#### Exercise material:
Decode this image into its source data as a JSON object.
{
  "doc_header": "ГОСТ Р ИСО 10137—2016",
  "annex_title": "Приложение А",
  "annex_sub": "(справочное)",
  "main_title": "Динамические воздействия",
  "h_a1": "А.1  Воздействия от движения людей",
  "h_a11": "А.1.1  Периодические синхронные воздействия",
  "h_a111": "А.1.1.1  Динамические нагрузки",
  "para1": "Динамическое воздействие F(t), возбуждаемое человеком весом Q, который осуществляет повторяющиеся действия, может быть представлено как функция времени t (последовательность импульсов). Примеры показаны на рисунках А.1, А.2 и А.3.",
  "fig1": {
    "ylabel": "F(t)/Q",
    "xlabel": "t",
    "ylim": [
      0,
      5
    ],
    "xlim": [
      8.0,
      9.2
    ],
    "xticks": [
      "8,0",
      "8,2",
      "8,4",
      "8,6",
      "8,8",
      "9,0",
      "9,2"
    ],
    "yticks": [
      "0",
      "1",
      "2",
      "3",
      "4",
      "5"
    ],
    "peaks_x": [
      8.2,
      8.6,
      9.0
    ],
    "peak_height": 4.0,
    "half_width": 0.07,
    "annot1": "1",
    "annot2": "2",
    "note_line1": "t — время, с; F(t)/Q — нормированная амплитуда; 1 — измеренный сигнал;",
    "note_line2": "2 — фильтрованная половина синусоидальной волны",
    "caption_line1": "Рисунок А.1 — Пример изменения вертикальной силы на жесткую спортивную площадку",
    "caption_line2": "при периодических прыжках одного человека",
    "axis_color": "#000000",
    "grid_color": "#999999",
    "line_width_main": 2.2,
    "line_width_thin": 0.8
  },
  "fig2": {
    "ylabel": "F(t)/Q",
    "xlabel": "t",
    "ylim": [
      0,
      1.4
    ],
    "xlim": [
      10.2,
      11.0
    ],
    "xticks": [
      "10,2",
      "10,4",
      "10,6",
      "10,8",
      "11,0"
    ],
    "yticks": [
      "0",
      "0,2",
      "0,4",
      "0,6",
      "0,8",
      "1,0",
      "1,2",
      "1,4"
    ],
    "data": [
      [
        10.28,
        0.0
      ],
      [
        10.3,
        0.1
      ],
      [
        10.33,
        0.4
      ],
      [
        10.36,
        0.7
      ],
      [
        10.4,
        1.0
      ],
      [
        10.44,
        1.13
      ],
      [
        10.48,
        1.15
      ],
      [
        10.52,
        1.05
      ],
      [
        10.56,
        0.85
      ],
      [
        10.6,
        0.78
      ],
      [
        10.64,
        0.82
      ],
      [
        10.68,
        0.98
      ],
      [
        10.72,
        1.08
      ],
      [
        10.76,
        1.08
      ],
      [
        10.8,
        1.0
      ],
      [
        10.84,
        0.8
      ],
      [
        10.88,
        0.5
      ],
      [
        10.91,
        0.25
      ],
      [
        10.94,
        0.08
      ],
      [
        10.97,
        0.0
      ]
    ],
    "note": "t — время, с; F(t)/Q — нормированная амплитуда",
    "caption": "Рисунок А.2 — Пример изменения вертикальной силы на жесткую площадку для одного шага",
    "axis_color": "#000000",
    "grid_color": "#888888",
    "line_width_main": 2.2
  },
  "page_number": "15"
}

#### Exercise task:
Using the material above, copy every line in which the string "вертикальной" occurs.

#### The answer:
    "caption_line1": "Рисунок А.1 — Пример изменения вертикальной силы на жесткую спортивную площадку",
    "caption": "Рисунок А.2 — Пример изменения вертикальной силы на жесткую площадку для одного шага",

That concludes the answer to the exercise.